• _Set exercise_: Beneath this task is a listing; retype all of it exactly.

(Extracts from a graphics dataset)
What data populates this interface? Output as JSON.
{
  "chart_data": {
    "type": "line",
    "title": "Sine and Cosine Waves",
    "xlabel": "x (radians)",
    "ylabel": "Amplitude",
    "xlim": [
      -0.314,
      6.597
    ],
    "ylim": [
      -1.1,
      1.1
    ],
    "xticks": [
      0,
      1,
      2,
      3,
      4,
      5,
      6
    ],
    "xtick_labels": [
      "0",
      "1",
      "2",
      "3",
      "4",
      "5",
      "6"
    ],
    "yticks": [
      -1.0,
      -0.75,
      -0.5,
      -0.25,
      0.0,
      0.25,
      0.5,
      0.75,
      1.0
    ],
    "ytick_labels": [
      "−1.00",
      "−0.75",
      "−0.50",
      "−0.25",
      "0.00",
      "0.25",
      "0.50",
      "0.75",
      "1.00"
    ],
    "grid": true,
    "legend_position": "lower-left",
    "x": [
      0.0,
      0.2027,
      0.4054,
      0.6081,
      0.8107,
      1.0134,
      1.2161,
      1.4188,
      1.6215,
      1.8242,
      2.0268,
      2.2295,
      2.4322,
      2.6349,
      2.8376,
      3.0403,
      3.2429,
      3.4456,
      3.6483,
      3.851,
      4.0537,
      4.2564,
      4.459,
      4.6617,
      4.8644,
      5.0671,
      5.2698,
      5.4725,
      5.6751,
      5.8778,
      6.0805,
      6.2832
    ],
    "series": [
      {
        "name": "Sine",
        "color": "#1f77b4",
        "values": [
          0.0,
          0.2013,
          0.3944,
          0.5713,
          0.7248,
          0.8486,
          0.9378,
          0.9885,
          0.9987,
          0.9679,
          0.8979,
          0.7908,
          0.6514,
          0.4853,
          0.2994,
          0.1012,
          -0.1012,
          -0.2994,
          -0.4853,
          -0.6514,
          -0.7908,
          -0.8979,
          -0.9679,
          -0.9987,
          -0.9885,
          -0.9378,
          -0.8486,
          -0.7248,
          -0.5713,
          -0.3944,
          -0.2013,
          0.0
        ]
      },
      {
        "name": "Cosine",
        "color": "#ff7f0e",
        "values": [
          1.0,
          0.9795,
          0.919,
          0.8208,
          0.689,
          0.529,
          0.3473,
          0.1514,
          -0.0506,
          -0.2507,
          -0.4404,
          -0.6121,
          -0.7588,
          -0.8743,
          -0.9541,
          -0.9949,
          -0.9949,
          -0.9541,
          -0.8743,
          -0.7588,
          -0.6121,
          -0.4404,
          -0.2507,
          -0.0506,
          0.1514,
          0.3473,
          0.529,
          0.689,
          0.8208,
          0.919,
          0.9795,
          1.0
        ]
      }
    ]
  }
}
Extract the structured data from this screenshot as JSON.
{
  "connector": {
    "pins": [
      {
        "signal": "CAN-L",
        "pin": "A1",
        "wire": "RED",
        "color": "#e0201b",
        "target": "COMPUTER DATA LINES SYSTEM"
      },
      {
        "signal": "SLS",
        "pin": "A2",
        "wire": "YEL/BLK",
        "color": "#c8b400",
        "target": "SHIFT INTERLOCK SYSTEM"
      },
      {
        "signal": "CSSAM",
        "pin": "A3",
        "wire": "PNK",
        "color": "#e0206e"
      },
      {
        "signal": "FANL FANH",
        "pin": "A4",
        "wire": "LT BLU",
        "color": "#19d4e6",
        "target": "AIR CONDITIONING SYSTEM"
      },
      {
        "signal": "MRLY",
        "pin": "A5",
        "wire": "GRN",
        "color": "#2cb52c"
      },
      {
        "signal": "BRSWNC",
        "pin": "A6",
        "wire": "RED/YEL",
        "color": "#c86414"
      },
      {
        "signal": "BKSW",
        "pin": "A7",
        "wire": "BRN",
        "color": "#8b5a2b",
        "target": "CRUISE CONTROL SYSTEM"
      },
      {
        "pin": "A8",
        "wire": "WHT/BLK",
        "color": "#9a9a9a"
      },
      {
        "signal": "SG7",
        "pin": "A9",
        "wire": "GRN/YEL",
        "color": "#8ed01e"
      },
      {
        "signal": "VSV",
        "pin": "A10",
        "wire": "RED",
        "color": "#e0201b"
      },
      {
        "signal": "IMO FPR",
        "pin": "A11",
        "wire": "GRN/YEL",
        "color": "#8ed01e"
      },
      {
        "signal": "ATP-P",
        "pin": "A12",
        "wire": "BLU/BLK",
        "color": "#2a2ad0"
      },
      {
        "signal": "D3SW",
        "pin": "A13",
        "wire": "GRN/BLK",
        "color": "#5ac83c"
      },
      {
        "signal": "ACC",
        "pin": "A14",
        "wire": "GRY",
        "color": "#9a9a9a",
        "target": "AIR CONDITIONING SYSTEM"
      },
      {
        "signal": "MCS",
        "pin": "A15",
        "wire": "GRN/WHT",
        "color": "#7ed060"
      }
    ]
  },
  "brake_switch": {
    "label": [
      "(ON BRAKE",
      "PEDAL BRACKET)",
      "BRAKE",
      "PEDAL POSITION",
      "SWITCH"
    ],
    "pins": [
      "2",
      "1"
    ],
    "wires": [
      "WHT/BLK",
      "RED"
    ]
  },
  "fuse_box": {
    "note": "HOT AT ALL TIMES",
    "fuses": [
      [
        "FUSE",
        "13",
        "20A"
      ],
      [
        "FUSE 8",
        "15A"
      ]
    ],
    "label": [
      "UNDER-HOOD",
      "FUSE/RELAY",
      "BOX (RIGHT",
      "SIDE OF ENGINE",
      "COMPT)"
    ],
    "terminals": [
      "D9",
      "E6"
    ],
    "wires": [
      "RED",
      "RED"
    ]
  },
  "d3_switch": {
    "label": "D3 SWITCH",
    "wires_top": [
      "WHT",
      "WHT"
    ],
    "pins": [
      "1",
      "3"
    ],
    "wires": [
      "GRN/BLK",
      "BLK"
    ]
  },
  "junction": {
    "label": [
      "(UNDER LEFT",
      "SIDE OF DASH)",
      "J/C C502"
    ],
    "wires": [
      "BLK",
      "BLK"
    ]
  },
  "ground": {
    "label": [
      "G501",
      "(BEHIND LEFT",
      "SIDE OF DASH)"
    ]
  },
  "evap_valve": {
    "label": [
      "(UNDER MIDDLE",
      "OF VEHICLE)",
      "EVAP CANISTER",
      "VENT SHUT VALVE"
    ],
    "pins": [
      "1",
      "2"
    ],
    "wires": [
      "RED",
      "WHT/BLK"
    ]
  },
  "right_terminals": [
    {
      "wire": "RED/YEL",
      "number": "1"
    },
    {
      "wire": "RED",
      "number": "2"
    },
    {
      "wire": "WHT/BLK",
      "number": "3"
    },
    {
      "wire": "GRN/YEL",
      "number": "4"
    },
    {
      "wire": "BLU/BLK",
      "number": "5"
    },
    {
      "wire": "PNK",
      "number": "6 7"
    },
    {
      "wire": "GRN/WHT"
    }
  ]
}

• _Solution for this exercise_:
What data populates this interface? Output as JSON.
{
  "chart_data": {
    "type": "line",
    "title": "Sine and Cosine Waves",
    "xlabel": "x (radians)",
    "ylabel": "Amplitude",
    "xlim": [
      -0.314,
      6.597
    ],
    "ylim": [
      -1.1,
      1.1
    ],
    "xticks": [
      0,
      1,
      2,
      3,
      4,
      5,
      6
    ],
    "xtick_labels": [
      "0",
      "1",
      "2",
      "3",
      "4",
      "5",
      "6"
    ],
    "yticks": [
      -1.0,
      -0.75,
      -0.5,
      -0.25,
      0.0,
      0.25,
      0.5,
      0.75,
      1.0
    ],
    "ytick_labels": [
      "−1.00",
      "−0.75",
      "−0.50",
      "−0.25",
      "0.00",
      "0.25",
      "0.50",
      "0.75",
      "1.00"
    ],
    "grid": true,
    "legend_position": "lower-left",
    "x": [
      0.0,
      0.2027,
      0.4054,
      0.6081,
      0.8107,
      1.0134,
      1.2161,
      1.4188,
      1.6215,
      1.8242,
      2.0268,
      2.2295,
      2.4322,
      2.6349,
      2.8376,
      3.0403,
      3.2429,
      3.4456,
      3.6483,
      3.851,
      4.0537,
      4.2564,
      4.459,
      4.6617,
      4.8644,
      5.0671,
      5.2698,
      5.4725,
      5.6751,
      5.8778,
      6.0805,
      6.2832
    ],
    "series": [
      {
        "name": "Sine",
        "color": "#1f77b4",
        "values": [
          0.0,
          0.2013,
          0.3944,
          0.5713,
          0.7248,
          0.8486,
          0.9378,
          0.9885,
          0.9987,
          0.9679,
          0.8979,
          0.7908,
          0.6514,
          0.4853,
          0.2994,
          0.1012,
          -0.1012,
          -0.2994,
          -0.4853,
          -0.6514,
          -0.7908,
          -0.8979,
          -0.9679,
          -0.9987,
          -0.9885,
          -0.9378,
          -0.8486,
          -0.7248,
          -0.5713,
          -0.3944,
          -0.2013,
          0.0
        ]
      },
      {
        "name": "Cosine",
        "color": "#ff7f0e",
        "values": [
          1.0,
          0.9795,
          0.919,
          0.8208,
          0.689,
          0.529,
          0.3473,
          0.1514,
          -0.0506,
          -0.2507,
          -0.4404,
          -0.6121,
          -0.7588,
          -0.8743,
          -0.9541,
          -0.9949,
          -0.9949,
          -0.9541,
          -0.8743,
          -0.7588,
          -0.6121,
          -0.4404,
          -0.2507,
          -0.0506,
          0.1514,
          0.3473,
          0.529,
          0.689,
          0.8208,
          0.919,
          0.9795,
          1.0
        ]
      }
    ]
  }
}
Extract the structured data from this screenshot as JSON.
{
  "connector": {
    "pins": [
      {
        "signal": "CAN-L",
        "pin": "A1",
        "wire": "RED",
        "color": "#e0201b",
        "target": "COMPUTER DATA LINES SYSTEM"
      },
      {
        "signal": "SLS",
        "pin": "A2",
        "wire": "YEL/BLK",
        "color": "#c8b400",
        "target": "SHIFT INTERLOCK SYSTEM"
      },
      {
        "signal": "CSSAM",
        "pin": "A3",
        "wire": "PNK",
        "color": "#e0206e"
      },
      {
        "signal": "FANL FANH",
        "pin": "A4",
        "wire": "LT BLU",
        "color": "#19d4e6",
        "target": "AIR CONDITIONING SYSTEM"
      },
      {
        "signal": "MRLY",
        "pin": "A5",
        "wire": "GRN",
        "color": "#2cb52c"
      },
      {
        "signal": "BRSWNC",
        "pin": "A6",
        "wire": "RED/YEL",
        "color": "#c86414"
      },
      {
        "signal": "BKSW",
        "pin": "A7",
        "wire": "BRN",
        "color": "#8b5a2b",
        "target": "CRUISE CONTROL SYSTEM"
      },
      {
        "pin": "A8",
        "wire": "WHT/BLK",
        "color": "#9a9a9a"
      },
      {
        "signal": "SG7",
        "pin": "A9",
        "wire": "GRN/YEL",
        "color": "#8ed01e"
      },
      {
        "signal": "VSV",
        "pin": "A10",
        "wire": "RED",
        "color": "#e0201b"
      },
      {
        "signal": "IMO FPR",
        "pin": "A11",
        "wire": "GRN/YEL",
        "color": "#8ed01e"
      },
      {
        "signal": "ATP-P",
        "pin": "A12",
        "wire": "BLU/BLK",
        "color": "#2a2ad0"
      },
      {
        "signal": "D3SW",
        "pin": "A13",
        "wire": "GRN/BLK",
        "color": "#5ac83c"
      },
      {
        "signal": "ACC",
        "pin": "A14",
        "wire": "GRY",
        "color": "#9a9a9a",
        "target": "AIR CONDITIONING SYSTEM"
      },
      {
        "signal": "MCS",
        "pin": "A15",
        "wire": "GRN/WHT",
        "color": "#7ed060"
      }
    ]
  },
  "brake_switch": {
    "label": [
      "(ON BRAKE",
      "PEDAL BRACKET)",
      "BRAKE",
      "PEDAL POSITION",
      "SWITCH"
    ],
    "pins": [
      "2",
      "1"
    ],
    "wires": [
      "WHT/BLK",
      "RED"
    ]
  },
  "fuse_box": {
    "note": "HOT AT ALL TIMES",
    "fuses": [
      [
        "FUSE",
        "13",
        "20A"
      ],
      [
        "FUSE 8",
        "15A"
      ]
    ],
    "label": [
      "UNDER-HOOD",
      "FUSE/RELAY",
      "BOX (RIGHT",
      "SIDE OF ENGINE",
      "COMPT)"
    ],
    "terminals": [
      "D9",
      "E6"
    ],
    "wires": [
      "RED",
      "RED"
    ]
  },
  "d3_switch": {
    "label": "D3 SWITCH",
    "wires_top": [
      "WHT",
      "WHT"
    ],
    "pins": [
      "1",
      "3"
    ],
    "wires": [
      "GRN/BLK",
      "BLK"
    ]
  },
  "junction": {
    "label": [
      "(UNDER LEFT",
      "SIDE OF DASH)",
      "J/C C502"
    ],
    "wires": [
      "BLK",
      "BLK"
    ]
  },
  "ground": {
    "label": [
      "G501",
      "(BEHIND LEFT",
      "SIDE OF DASH)"
    ]
  },
  "evap_valve": {
    "label": [
      "(UNDER MIDDLE",
      "OF VEHICLE)",
      "EVAP CANISTER",
      "VENT SHUT VALVE"
    ],
    "pins": [
      "1",
      "2"
    ],
    "wires": [
      "RED",
      "WHT/BLK"
    ]
  },
  "right_terminals": [
    {
      "wire": "RED/YEL",
      "number": "1"
    },
    {
      "wire": "RED",
      "number": "2"
    },
    {
      "wire": "WHT/BLK",
      "number": "3"
    },
    {
      "wire": "GRN/YEL",
      "number": "4"
    },
    {
      "wire": "BLU/BLK",
      "number": "5"
    },
    {
      "wire": "PNK",
      "number": "6 7"
    },
    {
      "wire": "GRN/WHT"
    }
  ]
}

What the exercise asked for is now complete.